* _EXERCISE AIM_:
In the entries below, count each line holding the word "grid". Answer with the total alone.

Records about charts and figures:
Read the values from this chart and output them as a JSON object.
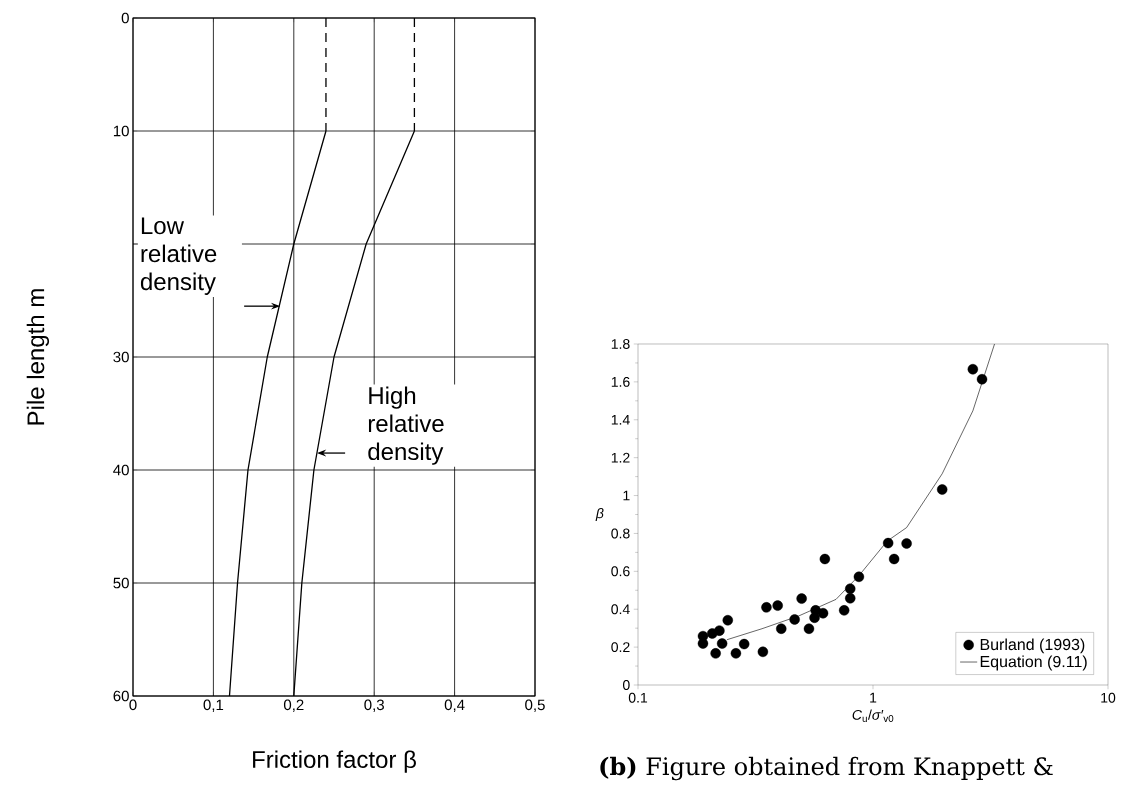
{
  "chart_data": [
    {
      "type": "line",
      "xlabel": "Friction factor β",
      "ylabel": "Pile length m",
      "xlim": [
        0,
        0.5
      ],
      "ylim": [
        60,
        0
      ],
      "xticks": [
        0,
        {
          "value": 0.1,
          "label": "0,1"
        },
        {
          "value": 0.2,
          "label": "0,2"
        },
        {
          "value": 0.3,
          "label": "0,3"
        },
        {
          "value": 0.4,
          "label": "0,4"
        },
        {
          "value": 0.5,
          "label": "0,5"
        }
      ],
      "yticks": [
        0,
        10,
        {
          "value": 20,
          "label": null
        },
        30,
        40,
        50,
        60
      ],
      "grid": true,
      "series": [
        {
          "color": "#000000",
          "line_style": "dashed",
          "x": [
            0.24,
            0.24
          ],
          "values": [
            0,
            10
          ]
        },
        {
          "color": "#000000",
          "line_style": "dashed",
          "x": [
            0.35,
            0.35
          ],
          "values": [
            0,
            10
          ]
        },
        {
          "color": "#000000",
          "line_style": "solid",
          "x": [
            0.24,
            0.2,
            0.167,
            0.143,
            0.13,
            0.12
          ],
          "values": [
            10,
            20,
            30,
            40,
            50,
            60
          ]
        },
        {
          "color": "#000000",
          "line_style": "solid",
          "x": [
            0.35,
            0.29,
            0.25,
            0.225,
            0.21,
            0.2
          ],
          "values": [
            10,
            20,
            30,
            40,
            50,
            60
          ]
        }
      ],
      "annotations": [
        {
          "text": "Low relative density",
          "x": 0.183,
          "y": 25.5
        },
        {
          "text": "High relative density",
          "x": 0.229,
          "y": 38.5
        }
      ]
    },
    {
      "type": "scatter",
      "xlabel": "*C*$_{u}$/*σ′*$_{v0}$",
      "ylabel": "β",
      "log": "x",
      "xlim": [
        0.1,
        10
      ],
      "ylim": [
        0,
        1.8
      ],
      "xticks": [
        0.1,
        1,
        10
      ],
      "yticks": [
        0,
        0.2,
        0.4,
        0.6,
        0.8,
        1,
        1.2,
        1.4,
        1.6,
        1.8
      ],
      "legend": "bottom right",
      "series": [
        {
          "name": "Burland (1993)",
          "type": "scatter",
          "color": "#000000",
          "marker": "circle",
          "x": [
            2.66,
            2.91,
            1.97,
            1.16,
            1.39,
            1.23,
            0.624,
            0.871,
            0.8,
            0.8,
            0.754,
            0.497,
            0.393,
            0.352,
            0.57,
            0.613,
            0.564,
            0.464,
            0.534,
            0.407,
            0.241,
            0.222,
            0.207,
            0.189,
            0.189,
            0.228,
            0.214,
            0.261,
            0.283,
            0.34
          ],
          "values": [
            1.667,
            1.614,
            1.032,
            0.749,
            0.747,
            0.665,
            0.665,
            0.571,
            0.508,
            0.458,
            0.394,
            0.456,
            0.419,
            0.41,
            0.394,
            0.379,
            0.355,
            0.346,
            0.297,
            0.297,
            0.342,
            0.287,
            0.272,
            0.258,
            0.219,
            0.219,
            0.167,
            0.167,
            0.216,
            0.175
          ]
        },
        {
          "name": "Equation (9.11)",
          "type": "line",
          "color": "#000000",
          "marker": "none",
          "x": [
            0.239,
            0.337,
            0.484,
            0.696,
            0.871,
            1.15,
            1.39,
            1.97,
            2.66,
            3.29
          ],
          "values": [
            0.239,
            0.297,
            0.365,
            0.452,
            0.577,
            0.76,
            0.831,
            1.115,
            1.447,
            1.8
          ]
        }
      ],
      "annotations": [
        "**(b)** Figure obtained from Knappett &"
      ]
    }
  ]
}
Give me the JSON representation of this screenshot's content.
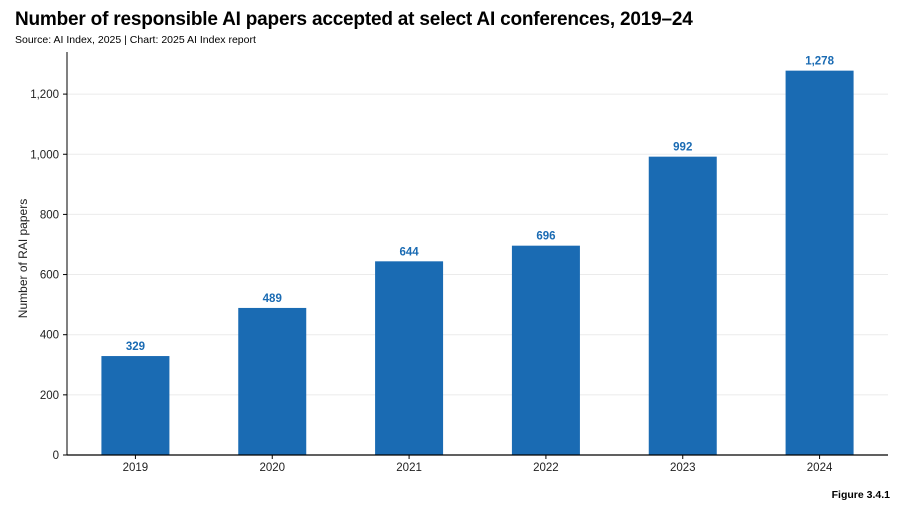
{
  "title": "Number of responsible AI papers accepted at select AI conferences, 2019–24",
  "subtitle": "Source: AI Index, 2025 | Chart: 2025 AI Index report",
  "figure_label": "Figure 3.4.1",
  "colors": {
    "bar": "#1a6bb3",
    "label": "#1a6bb3",
    "grid": "#ebebeb",
    "axis": "#000000"
  },
  "chart_data": {
    "type": "bar",
    "categories": [
      "2019",
      "2020",
      "2021",
      "2022",
      "2023",
      "2024"
    ],
    "values": [
      329,
      489,
      644,
      696,
      992,
      1278
    ],
    "value_labels": [
      "329",
      "489",
      "644",
      "696",
      "992",
      "1,278"
    ],
    "title": "Number of responsible AI papers accepted at select AI conferences, 2019–24",
    "xlabel": "",
    "ylabel": "Number of RAI papers",
    "ylim": [
      0,
      1340
    ],
    "yticks": [
      0,
      200,
      400,
      600,
      800,
      1000,
      1200
    ],
    "ytick_labels": [
      "0",
      "200",
      "400",
      "600",
      "800",
      "1,000",
      "1,200"
    ],
    "grid": true,
    "legend": "none"
  }
}
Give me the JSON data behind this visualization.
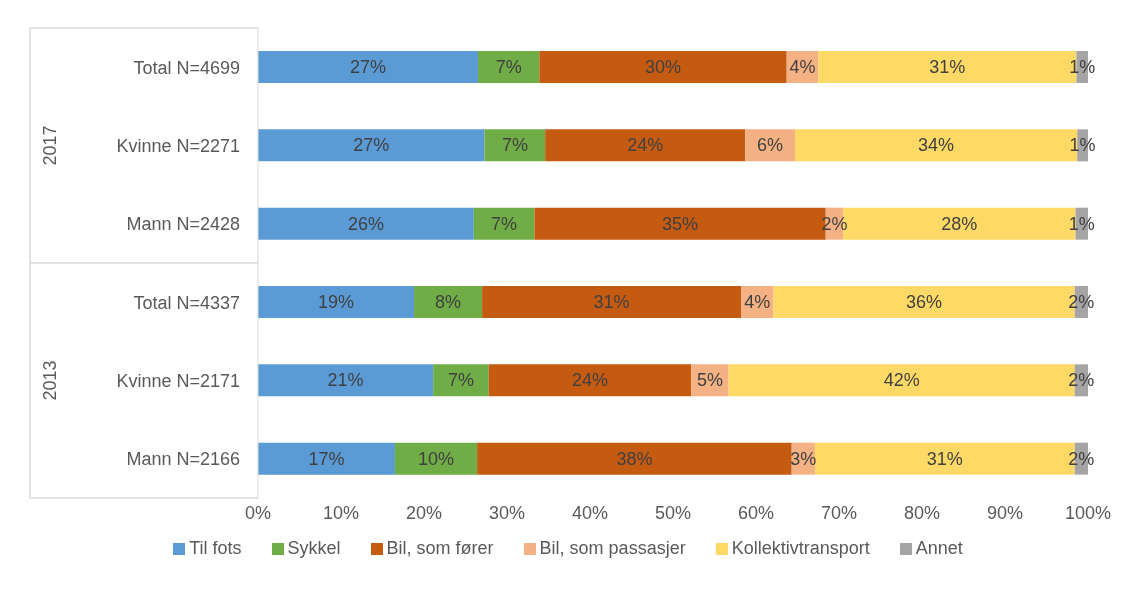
{
  "chart_data": {
    "type": "bar",
    "orientation": "horizontal",
    "stacked": true,
    "categories": [
      "Total N=4699",
      "Kvinne N=2271",
      "Mann N=2428",
      "Total N=4337",
      "Kvinne N=2171",
      "Mann N=2166"
    ],
    "annotations": [
      "2017",
      "2013"
    ],
    "series": [
      {
        "name": "Til fots",
        "color": "#5b9bd5",
        "values": [
          26.5,
          27.3,
          26.0,
          18.8,
          21.1,
          16.5
        ],
        "value_labels": [
          "27%",
          "27%",
          "26%",
          "19%",
          "21%",
          "17%"
        ]
      },
      {
        "name": "Sykkel",
        "color": "#70ad47",
        "values": [
          7.4,
          7.3,
          7.3,
          8.2,
          6.7,
          9.9
        ],
        "value_labels": [
          "7%",
          "7%",
          "7%",
          "8%",
          "7%",
          "10%"
        ]
      },
      {
        "name": "Bil, som fører",
        "color": "#c55a11",
        "values": [
          29.8,
          24.1,
          35.1,
          31.2,
          24.4,
          37.9
        ],
        "value_labels": [
          "30%",
          "24%",
          "35%",
          "31%",
          "24%",
          "38%"
        ]
      },
      {
        "name": "Bil, som passasjer",
        "color": "#f4b183",
        "values": [
          3.8,
          6.0,
          2.1,
          3.9,
          4.5,
          2.8
        ],
        "value_labels": [
          "4%",
          "6%",
          "2%",
          "4%",
          "5%",
          "3%"
        ]
      },
      {
        "name": "Kollektivtransport",
        "color": "#ffd966",
        "values": [
          31.1,
          34.0,
          28.0,
          36.3,
          41.7,
          31.3
        ],
        "value_labels": [
          "31%",
          "34%",
          "28%",
          "36%",
          "42%",
          "31%"
        ]
      },
      {
        "name": "Annet",
        "color": "#a5a5a5",
        "values": [
          1.4,
          1.3,
          1.5,
          1.6,
          1.6,
          1.6
        ],
        "value_labels": [
          "1%",
          "1%",
          "1%",
          "2%",
          "2%",
          "2%"
        ]
      }
    ],
    "xlim": [
      0,
      100
    ],
    "xticks": [
      {
        "value": 0,
        "label": "0%"
      },
      {
        "value": 10,
        "label": "10%"
      },
      {
        "value": 20,
        "label": "20%"
      },
      {
        "value": 30,
        "label": "30%"
      },
      {
        "value": 40,
        "label": "40%"
      },
      {
        "value": 50,
        "label": "50%"
      },
      {
        "value": 60,
        "label": "60%"
      },
      {
        "value": 70,
        "label": "70%"
      },
      {
        "value": 80,
        "label": "80%"
      },
      {
        "value": 90,
        "label": "90%"
      },
      {
        "value": 100,
        "label": "100%"
      }
    ],
    "grid": false,
    "legend": "bottom"
  }
}
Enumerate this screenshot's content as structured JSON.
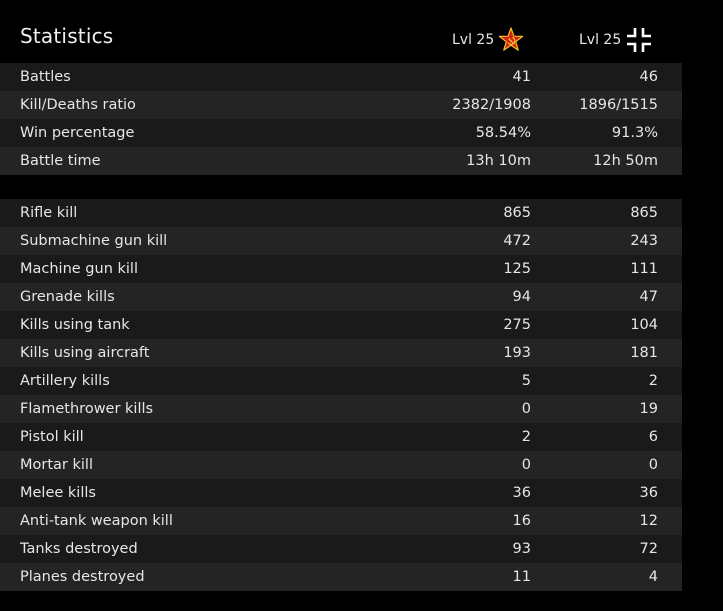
{
  "header": {
    "title": "Statistics",
    "soviet": {
      "level": "Lvl 25",
      "icon": "red-star-hammer-sickle-icon",
      "star_color": "#d11f1f",
      "emblem_color": "#f5c21a"
    },
    "german": {
      "level": "Lvl 25",
      "icon": "balkenkreuz-icon",
      "color": "#ffffff"
    }
  },
  "summary": [
    {
      "label": "Battles",
      "soviet": "41",
      "german": "46"
    },
    {
      "label": "Kill/Deaths ratio",
      "soviet": "2382/1908",
      "german": "1896/1515"
    },
    {
      "label": "Win percentage",
      "soviet": "58.54%",
      "german": "91.3%"
    },
    {
      "label": "Battle time",
      "soviet": "13h 10m",
      "german": "12h 50m"
    }
  ],
  "kills": [
    {
      "label": "Rifle kill",
      "soviet": "865",
      "german": "865"
    },
    {
      "label": "Submachine gun kill",
      "soviet": "472",
      "german": "243"
    },
    {
      "label": "Machine gun kill",
      "soviet": "125",
      "german": "111"
    },
    {
      "label": "Grenade kills",
      "soviet": "94",
      "german": "47"
    },
    {
      "label": "Kills using tank",
      "soviet": "275",
      "german": "104"
    },
    {
      "label": "Kills using aircraft",
      "soviet": "193",
      "german": "181"
    },
    {
      "label": "Artillery kills",
      "soviet": "5",
      "german": "2"
    },
    {
      "label": "Flamethrower kills",
      "soviet": "0",
      "german": "19"
    },
    {
      "label": "Pistol kill",
      "soviet": "2",
      "german": "6"
    },
    {
      "label": "Mortar kill",
      "soviet": "0",
      "german": "0"
    },
    {
      "label": "Melee kills",
      "soviet": "36",
      "german": "36"
    },
    {
      "label": "Anti-tank weapon kill",
      "soviet": "16",
      "german": "12"
    },
    {
      "label": "Tanks destroyed",
      "soviet": "93",
      "german": "72"
    },
    {
      "label": "Planes destroyed",
      "soviet": "11",
      "german": "4"
    }
  ]
}
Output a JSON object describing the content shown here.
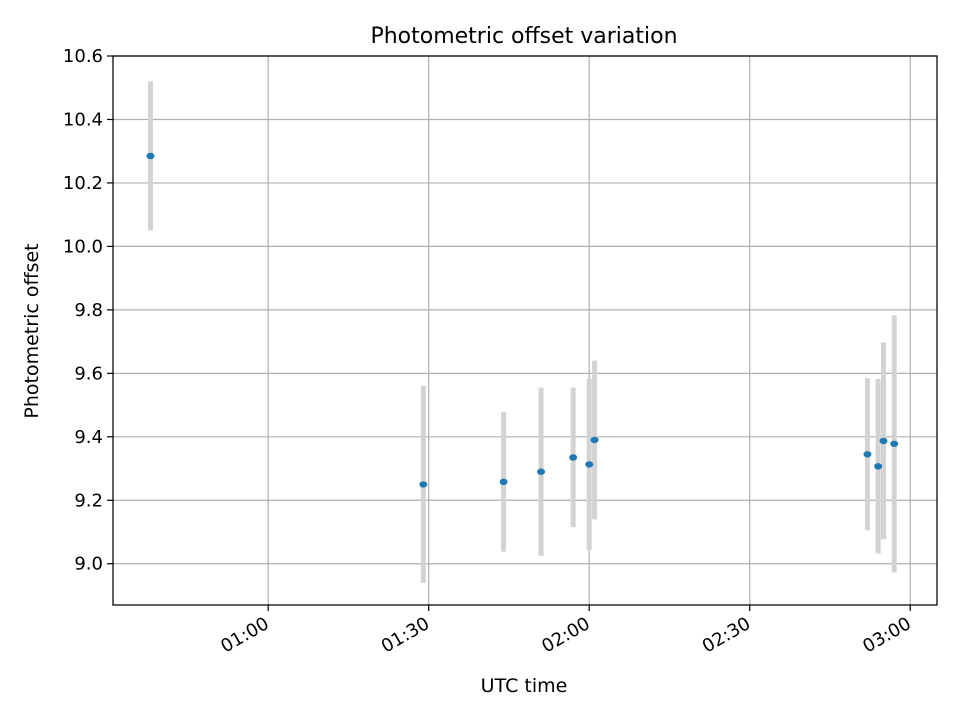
{
  "chart_data": {
    "type": "scatter",
    "title": "Photometric offset variation",
    "xlabel": "UTC time",
    "ylabel": "Photometric offset",
    "x_unit": "UTC time (HH:MM)",
    "xlim": [
      "00:31",
      "03:05"
    ],
    "ylim": [
      8.87,
      10.6
    ],
    "x_ticks": [
      "01:00",
      "01:30",
      "02:00",
      "02:30",
      "03:00"
    ],
    "y_ticks": [
      "9.0",
      "9.2",
      "9.4",
      "9.6",
      "9.8",
      "10.0",
      "10.2",
      "10.4",
      "10.6"
    ],
    "grid": true,
    "marker_color": "#1f77b4",
    "errorbar_color": "#d3d3d3",
    "points": [
      {
        "time": "00:38",
        "y": 10.285,
        "yerr": 0.235
      },
      {
        "time": "01:29",
        "y": 9.25,
        "yerr": 0.31
      },
      {
        "time": "01:44",
        "y": 9.258,
        "yerr": 0.22
      },
      {
        "time": "01:51",
        "y": 9.29,
        "yerr": 0.265
      },
      {
        "time": "01:57",
        "y": 9.335,
        "yerr": 0.22
      },
      {
        "time": "02:00",
        "y": 9.313,
        "yerr": 0.27
      },
      {
        "time": "02:01",
        "y": 9.39,
        "yerr": 0.25
      },
      {
        "time": "02:52",
        "y": 9.345,
        "yerr": 0.24
      },
      {
        "time": "02:54",
        "y": 9.307,
        "yerr": 0.275
      },
      {
        "time": "02:55",
        "y": 9.387,
        "yerr": 0.31
      },
      {
        "time": "02:57",
        "y": 9.378,
        "yerr": 0.405
      }
    ]
  }
}
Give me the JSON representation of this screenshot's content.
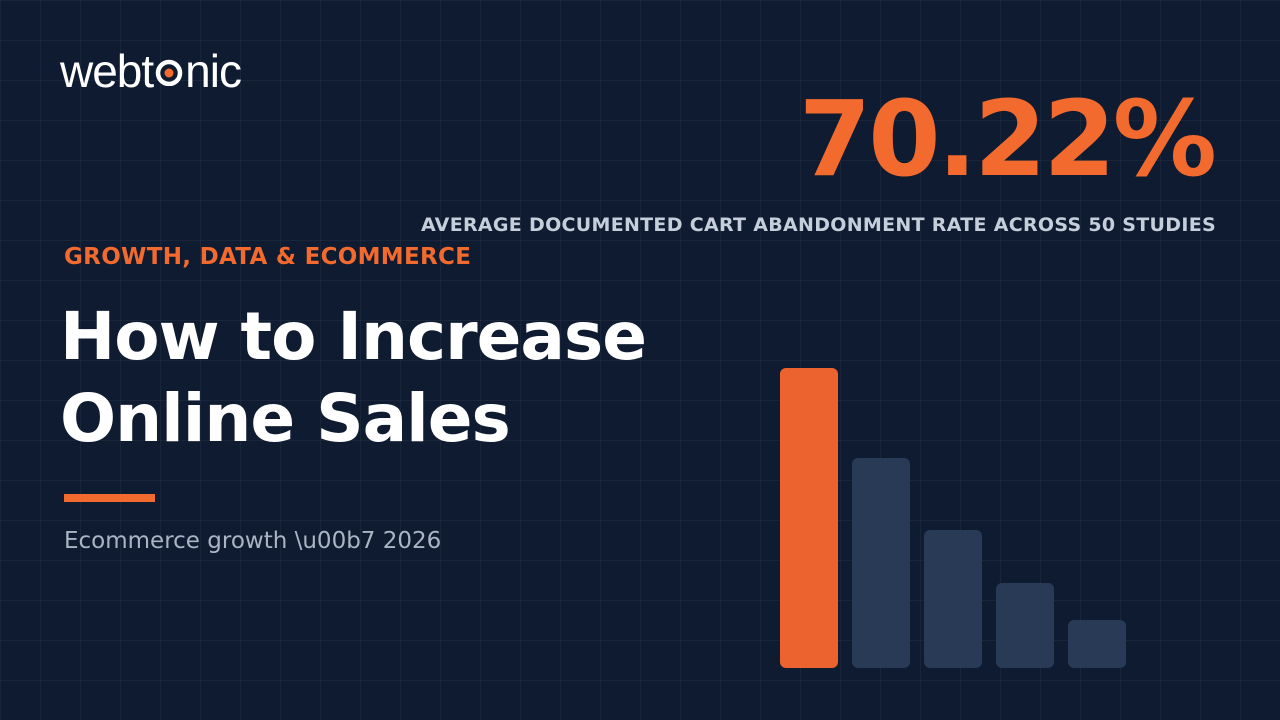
{
  "logo": {
    "before": "webt",
    "after": "nic"
  },
  "stat": {
    "value": "70.22%",
    "caption": "AVERAGE DOCUMENTED CART ABANDONMENT RATE ACROSS 50 STUDIES"
  },
  "eyebrow": "GROWTH, DATA & ECOMMERCE",
  "title": {
    "line1": "How to Increase",
    "line2": "Online Sales"
  },
  "subtitle": "Ecommerce growth \\u00b7 2026"
}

* _ANSWER TO THIS TASK_:
5